### INFORMATION GIVEN
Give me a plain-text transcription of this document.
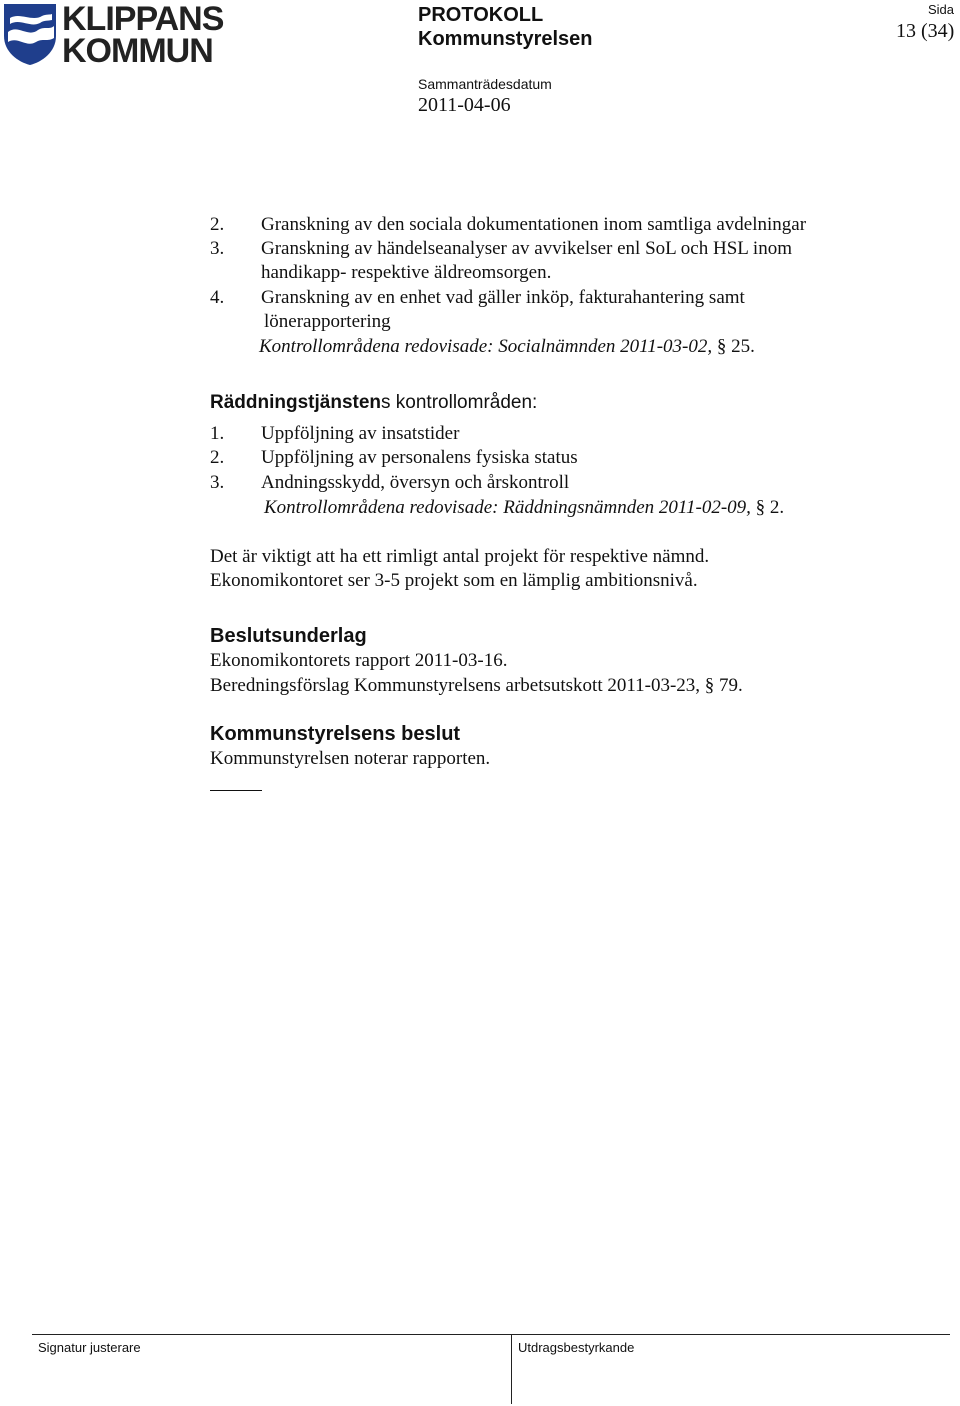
KLIPPANS
KOMMUN
PROTOKOLL
Kommunstyrelsen
Sida
13 (34)
Sammanträdesdatum
2011-04-06
2. Granskning av den sociala dokumentationen inom samtliga avdelningar
3. Granskning av händelseanalyser av avvikelser enl SoL och HSL inom
handikapp- respektive äldreomsorgen.
4. Granskning av en enhet vad gäller inköp, fakturahantering samt
lönerapportering
Kontrollområdena redovisade: Socialnämnden 2011-03-02, § 25.
Räddningstjänstens kontrollområden:
1. Uppföljning av insatstider
2. Uppföljning av personalens fysiska status
3. Andningsskydd, översyn och årskontroll
Kontrollområdena redovisade: Räddningsnämnden 2011-02-09, § 2.
Det är viktigt att ha ett rimligt antal projekt för respektive nämnd.
Ekonomikontoret ser 3-5 projekt som en lämplig ambitionsnivå.
Beslutsunderlag
Ekonomikontorets rapport 2011-03-16.
Beredningsförslag Kommunstyrelsens arbetsutskott 2011-03-23, § 79.
Kommunstyrelsens beslut
Kommunstyrelsen noterar rapporten.
Signatur justerare	Utdragsbestyrkande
######
JOB:
Every record must be copied exactly, with the pictures left out.

IN RESPONSE:
Give me a plain-text transcription of this document.
KLIPPANS
KOMMUN
PROTOKOLL
Kommunstyrelsen
Sida
13 (34)
Sammanträdesdatum
2011-04-06
2. Granskning av den sociala dokumentationen inom samtliga avdelningar
3. Granskning av händelseanalyser av avvikelser enl SoL och HSL inom
handikapp- respektive äldreomsorgen.
4. Granskning av en enhet vad gäller inköp, fakturahantering samt
lönerapportering
Kontrollområdena redovisade: Socialnämnden 2011-03-02, § 25.
Räddningstjänstens kontrollområden:
1. Uppföljning av insatstider
2. Uppföljning av personalens fysiska status
3. Andningsskydd, översyn och årskontroll
Kontrollområdena redovisade: Räddningsnämnden 2011-02-09, § 2.
Det är viktigt att ha ett rimligt antal projekt för respektive nämnd.
Ekonomikontoret ser 3-5 projekt som en lämplig ambitionsnivå.
Beslutsunderlag
Ekonomikontorets rapport 2011-03-16.
Beredningsförslag Kommunstyrelsens arbetsutskott 2011-03-23, § 79.
Kommunstyrelsens beslut
Kommunstyrelsen noterar rapporten.
Signatur justerare	Utdragsbestyrkande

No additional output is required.